== Objective ==
Gather each line of the entries below that includes "address".
[start Data shown]
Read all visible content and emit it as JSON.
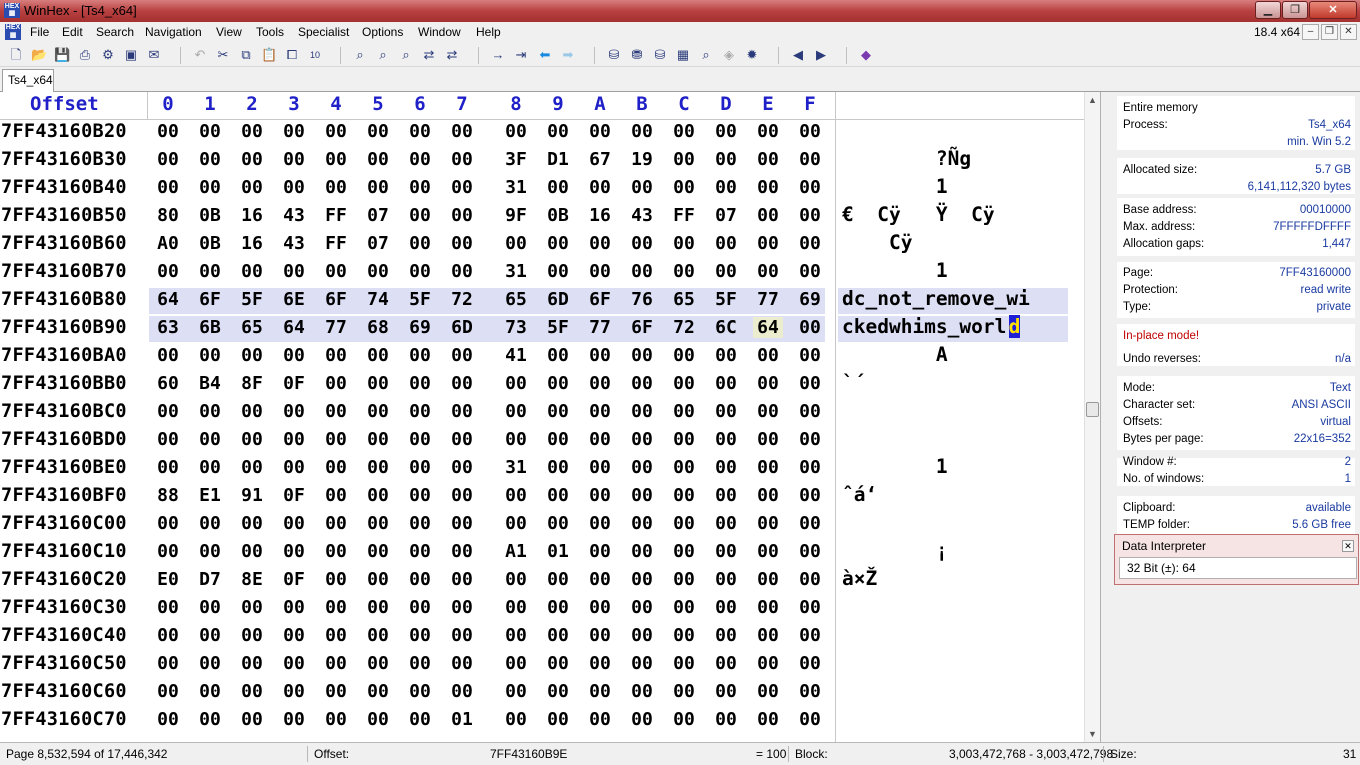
{
  "window": {
    "title": "WinHex - [Ts4_x64]"
  },
  "menu": [
    {
      "label": "File"
    },
    {
      "label": "Edit"
    },
    {
      "label": "Search"
    },
    {
      "label": "Navigation"
    },
    {
      "label": "View"
    },
    {
      "label": "Tools"
    },
    {
      "label": "Specialist"
    },
    {
      "label": "Options"
    },
    {
      "label": "Window"
    },
    {
      "label": "Help"
    }
  ],
  "mdi_size": "18.4 x64",
  "tabs": [
    {
      "label": "Ts4_x64"
    }
  ],
  "editor": {
    "offset_header": "Offset",
    "columns": [
      "0",
      "1",
      "2",
      "3",
      "4",
      "5",
      "6",
      "7",
      "8",
      "9",
      "A",
      "B",
      "C",
      "D",
      "E",
      "F"
    ],
    "rows": [
      {
        "offset": "7FF43160B20",
        "bytes": [
          "00",
          "00",
          "00",
          "00",
          "00",
          "00",
          "00",
          "00",
          "00",
          "00",
          "00",
          "00",
          "00",
          "00",
          "00",
          "00"
        ],
        "text": ""
      },
      {
        "offset": "7FF43160B30",
        "bytes": [
          "00",
          "00",
          "00",
          "00",
          "00",
          "00",
          "00",
          "00",
          "3F",
          "D1",
          "67",
          "19",
          "00",
          "00",
          "00",
          "00"
        ],
        "text": "        ?Ñg"
      },
      {
        "offset": "7FF43160B40",
        "bytes": [
          "00",
          "00",
          "00",
          "00",
          "00",
          "00",
          "00",
          "00",
          "31",
          "00",
          "00",
          "00",
          "00",
          "00",
          "00",
          "00"
        ],
        "text": "        1"
      },
      {
        "offset": "7FF43160B50",
        "bytes": [
          "80",
          "0B",
          "16",
          "43",
          "FF",
          "07",
          "00",
          "00",
          "9F",
          "0B",
          "16",
          "43",
          "FF",
          "07",
          "00",
          "00"
        ],
        "text": "€  Cÿ   Ÿ  Cÿ"
      },
      {
        "offset": "7FF43160B60",
        "bytes": [
          "A0",
          "0B",
          "16",
          "43",
          "FF",
          "07",
          "00",
          "00",
          "00",
          "00",
          "00",
          "00",
          "00",
          "00",
          "00",
          "00"
        ],
        "text": "    Cÿ"
      },
      {
        "offset": "7FF43160B70",
        "bytes": [
          "00",
          "00",
          "00",
          "00",
          "00",
          "00",
          "00",
          "00",
          "31",
          "00",
          "00",
          "00",
          "00",
          "00",
          "00",
          "00"
        ],
        "text": "        1"
      },
      {
        "offset": "7FF43160B80",
        "bytes": [
          "64",
          "6F",
          "5F",
          "6E",
          "6F",
          "74",
          "5F",
          "72",
          "65",
          "6D",
          "6F",
          "76",
          "65",
          "5F",
          "77",
          "69"
        ],
        "text": "dc_not_remove_wi"
      },
      {
        "offset": "7FF43160B90",
        "bytes": [
          "63",
          "6B",
          "65",
          "64",
          "77",
          "68",
          "69",
          "6D",
          "73",
          "5F",
          "77",
          "6F",
          "72",
          "6C",
          "64",
          "00"
        ],
        "text": "ckedwhims_worl",
        "cursor_char": "d"
      },
      {
        "offset": "7FF43160BA0",
        "bytes": [
          "00",
          "00",
          "00",
          "00",
          "00",
          "00",
          "00",
          "00",
          "41",
          "00",
          "00",
          "00",
          "00",
          "00",
          "00",
          "00"
        ],
        "text": "        A"
      },
      {
        "offset": "7FF43160BB0",
        "bytes": [
          "60",
          "B4",
          "8F",
          "0F",
          "00",
          "00",
          "00",
          "00",
          "00",
          "00",
          "00",
          "00",
          "00",
          "00",
          "00",
          "00"
        ],
        "text": "`´"
      },
      {
        "offset": "7FF43160BC0",
        "bytes": [
          "00",
          "00",
          "00",
          "00",
          "00",
          "00",
          "00",
          "00",
          "00",
          "00",
          "00",
          "00",
          "00",
          "00",
          "00",
          "00"
        ],
        "text": ""
      },
      {
        "offset": "7FF43160BD0",
        "bytes": [
          "00",
          "00",
          "00",
          "00",
          "00",
          "00",
          "00",
          "00",
          "00",
          "00",
          "00",
          "00",
          "00",
          "00",
          "00",
          "00"
        ],
        "text": ""
      },
      {
        "offset": "7FF43160BE0",
        "bytes": [
          "00",
          "00",
          "00",
          "00",
          "00",
          "00",
          "00",
          "00",
          "31",
          "00",
          "00",
          "00",
          "00",
          "00",
          "00",
          "00"
        ],
        "text": "        1"
      },
      {
        "offset": "7FF43160BF0",
        "bytes": [
          "88",
          "E1",
          "91",
          "0F",
          "00",
          "00",
          "00",
          "00",
          "00",
          "00",
          "00",
          "00",
          "00",
          "00",
          "00",
          "00"
        ],
        "text": "ˆá‘"
      },
      {
        "offset": "7FF43160C00",
        "bytes": [
          "00",
          "00",
          "00",
          "00",
          "00",
          "00",
          "00",
          "00",
          "00",
          "00",
          "00",
          "00",
          "00",
          "00",
          "00",
          "00"
        ],
        "text": ""
      },
      {
        "offset": "7FF43160C10",
        "bytes": [
          "00",
          "00",
          "00",
          "00",
          "00",
          "00",
          "00",
          "00",
          "A1",
          "01",
          "00",
          "00",
          "00",
          "00",
          "00",
          "00"
        ],
        "text": "        ¡"
      },
      {
        "offset": "7FF43160C20",
        "bytes": [
          "E0",
          "D7",
          "8E",
          "0F",
          "00",
          "00",
          "00",
          "00",
          "00",
          "00",
          "00",
          "00",
          "00",
          "00",
          "00",
          "00"
        ],
        "text": "à×Ž"
      },
      {
        "offset": "7FF43160C30",
        "bytes": [
          "00",
          "00",
          "00",
          "00",
          "00",
          "00",
          "00",
          "00",
          "00",
          "00",
          "00",
          "00",
          "00",
          "00",
          "00",
          "00"
        ],
        "text": ""
      },
      {
        "offset": "7FF43160C40",
        "bytes": [
          "00",
          "00",
          "00",
          "00",
          "00",
          "00",
          "00",
          "00",
          "00",
          "00",
          "00",
          "00",
          "00",
          "00",
          "00",
          "00"
        ],
        "text": ""
      },
      {
        "offset": "7FF43160C50",
        "bytes": [
          "00",
          "00",
          "00",
          "00",
          "00",
          "00",
          "00",
          "00",
          "00",
          "00",
          "00",
          "00",
          "00",
          "00",
          "00",
          "00"
        ],
        "text": ""
      },
      {
        "offset": "7FF43160C60",
        "bytes": [
          "00",
          "00",
          "00",
          "00",
          "00",
          "00",
          "00",
          "00",
          "00",
          "00",
          "00",
          "00",
          "00",
          "00",
          "00",
          "00"
        ],
        "text": ""
      },
      {
        "offset": "7FF43160C70",
        "bytes": [
          "00",
          "00",
          "00",
          "00",
          "00",
          "00",
          "00",
          "01",
          "00",
          "00",
          "00",
          "00",
          "00",
          "00",
          "00",
          "00"
        ],
        "text": ""
      }
    ]
  },
  "info_panel": [
    {
      "label": "Entire memory",
      "value": ""
    },
    {
      "label": "Process:",
      "value": "Ts4_x64"
    },
    {
      "label": "",
      "value": "min. Win 5.2"
    },
    {
      "label": "Allocated size:",
      "value": "5.7 GB"
    },
    {
      "label": "",
      "value": "6,141,112,320 bytes"
    },
    {
      "label": "Base address:",
      "value": "00010000"
    },
    {
      "label": "Max. address:",
      "value": "7FFFFFDFFFF"
    },
    {
      "label": "Allocation gaps:",
      "value": "1,447"
    },
    {
      "label": "Page:",
      "value": "7FF43160000"
    },
    {
      "label": "Protection:",
      "value": "read write"
    },
    {
      "label": "Type:",
      "value": "private"
    },
    {
      "label": "In-place mode!",
      "value": ""
    },
    {
      "label": "Undo reverses:",
      "value": "n/a"
    },
    {
      "label": "Mode:",
      "value": "Text"
    },
    {
      "label": "Character set:",
      "value": "ANSI ASCII"
    },
    {
      "label": "Offsets:",
      "value": "virtual"
    },
    {
      "label": "Bytes per page:",
      "value": "22x16=352"
    },
    {
      "label": "Window #:",
      "value": "2"
    },
    {
      "label": "No. of windows:",
      "value": "1"
    },
    {
      "label": "Clipboard:",
      "value": "available"
    },
    {
      "label": "TEMP folder:",
      "value": "5.6 GB free"
    }
  ],
  "data_interpreter": {
    "title": "Data Interpreter",
    "field": "32 Bit (±):  64"
  },
  "status": {
    "page": "Page 8,532,594 of 17,446,342",
    "offset_label": "Offset:",
    "offset_value": "7FF43160B9E",
    "equals": "= 100",
    "block_label": "Block:",
    "block_value": "3,003,472,768 - 3,003,472,798",
    "size_label": "Size:",
    "size_value": "31"
  },
  "colors": {
    "header_blue": "#2020c8",
    "selection": "#dde0f5",
    "cursor": "#1f1fd6",
    "info_value": "#1a3aa0",
    "warning": "#c00000"
  }
}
[end Data shown]
== Full output ==
      "label": "Base address:",
      "label": "Max. address:",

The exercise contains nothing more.